Problem to work on
Retype exactly the stretch of lines that begins at the line containing "Parse this screenshot: output" and ends at the last line of the data, with no other lines.

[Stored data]
◇ ◇ ◇ ◇ ◇

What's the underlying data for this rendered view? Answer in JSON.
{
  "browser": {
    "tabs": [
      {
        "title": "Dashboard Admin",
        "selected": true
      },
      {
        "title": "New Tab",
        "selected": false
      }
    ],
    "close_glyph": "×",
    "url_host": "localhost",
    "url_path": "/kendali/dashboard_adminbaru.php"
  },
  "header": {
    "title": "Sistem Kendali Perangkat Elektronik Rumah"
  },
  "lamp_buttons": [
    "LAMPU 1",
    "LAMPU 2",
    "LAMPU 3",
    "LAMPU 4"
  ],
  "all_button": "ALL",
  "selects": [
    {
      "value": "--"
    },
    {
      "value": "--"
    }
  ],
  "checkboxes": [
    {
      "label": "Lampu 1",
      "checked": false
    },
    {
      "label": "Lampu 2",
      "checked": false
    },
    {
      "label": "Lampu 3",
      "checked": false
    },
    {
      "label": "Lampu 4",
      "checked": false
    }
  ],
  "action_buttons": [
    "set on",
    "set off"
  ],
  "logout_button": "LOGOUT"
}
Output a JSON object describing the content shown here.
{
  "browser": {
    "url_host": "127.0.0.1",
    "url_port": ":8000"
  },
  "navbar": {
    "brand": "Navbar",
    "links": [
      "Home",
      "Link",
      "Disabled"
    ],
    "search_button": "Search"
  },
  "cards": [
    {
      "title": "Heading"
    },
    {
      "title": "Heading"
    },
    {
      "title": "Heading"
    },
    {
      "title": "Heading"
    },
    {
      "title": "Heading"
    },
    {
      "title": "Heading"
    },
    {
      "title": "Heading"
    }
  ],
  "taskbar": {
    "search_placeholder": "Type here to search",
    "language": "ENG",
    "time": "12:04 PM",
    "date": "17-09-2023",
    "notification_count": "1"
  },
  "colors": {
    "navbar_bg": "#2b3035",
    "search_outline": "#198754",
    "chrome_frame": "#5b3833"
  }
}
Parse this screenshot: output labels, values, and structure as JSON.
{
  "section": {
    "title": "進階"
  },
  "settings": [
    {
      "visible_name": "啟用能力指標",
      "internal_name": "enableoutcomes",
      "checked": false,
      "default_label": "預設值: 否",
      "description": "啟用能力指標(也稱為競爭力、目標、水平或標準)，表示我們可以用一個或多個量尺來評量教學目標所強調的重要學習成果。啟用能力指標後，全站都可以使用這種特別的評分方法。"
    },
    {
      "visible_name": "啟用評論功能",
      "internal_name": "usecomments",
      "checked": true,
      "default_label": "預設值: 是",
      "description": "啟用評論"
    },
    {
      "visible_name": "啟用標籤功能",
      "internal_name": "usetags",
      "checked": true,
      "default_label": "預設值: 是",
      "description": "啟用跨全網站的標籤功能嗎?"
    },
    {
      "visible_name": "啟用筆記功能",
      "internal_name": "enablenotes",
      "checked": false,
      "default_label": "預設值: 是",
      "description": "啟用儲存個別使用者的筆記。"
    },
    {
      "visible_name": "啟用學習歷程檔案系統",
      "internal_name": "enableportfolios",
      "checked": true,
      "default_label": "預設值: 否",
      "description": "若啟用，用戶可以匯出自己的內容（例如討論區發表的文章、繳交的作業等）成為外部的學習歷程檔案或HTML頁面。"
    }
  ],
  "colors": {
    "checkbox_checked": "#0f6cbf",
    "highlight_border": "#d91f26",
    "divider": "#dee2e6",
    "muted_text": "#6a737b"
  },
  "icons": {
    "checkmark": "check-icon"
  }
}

◇ ◇ ◇ ◇ ◇

Response to this exercise
Parse this screenshot: output labels, values, and structure as JSON.
{
  "section": {
    "title": "進階"
  },
  "settings": [
    {
      "visible_name": "啟用能力指標",
      "internal_name": "enableoutcomes",
      "checked": false,
      "default_label": "預設值: 否",
      "description": "啟用能力指標(也稱為競爭力、目標、水平或標準)，表示我們可以用一個或多個量尺來評量教學目標所強調的重要學習成果。啟用能力指標後，全站都可以使用這種特別的評分方法。"
    },
    {
      "visible_name": "啟用評論功能",
      "internal_name": "usecomments",
      "checked": true,
      "default_label": "預設值: 是",
      "description": "啟用評論"
    },
    {
      "visible_name": "啟用標籤功能",
      "internal_name": "usetags",
      "checked": true,
      "default_label": "預設值: 是",
      "description": "啟用跨全網站的標籤功能嗎?"
    },
    {
      "visible_name": "啟用筆記功能",
      "internal_name": "enablenotes",
      "checked": false,
      "default_label": "預設值: 是",
      "description": "啟用儲存個別使用者的筆記。"
    },
    {
      "visible_name": "啟用學習歷程檔案系統",
      "internal_name": "enableportfolios",
      "checked": true,
      "default_label": "預設值: 否",
      "description": "若啟用，用戶可以匯出自己的內容（例如討論區發表的文章、繳交的作業等）成為外部的學習歷程檔案或HTML頁面。"
    }
  ],
  "colors": {
    "checkbox_checked": "#0f6cbf",
    "highlight_border": "#d91f26",
    "divider": "#dee2e6",
    "muted_text": "#6a737b"
  },
  "icons": {
    "checkmark": "check-icon"
  }
}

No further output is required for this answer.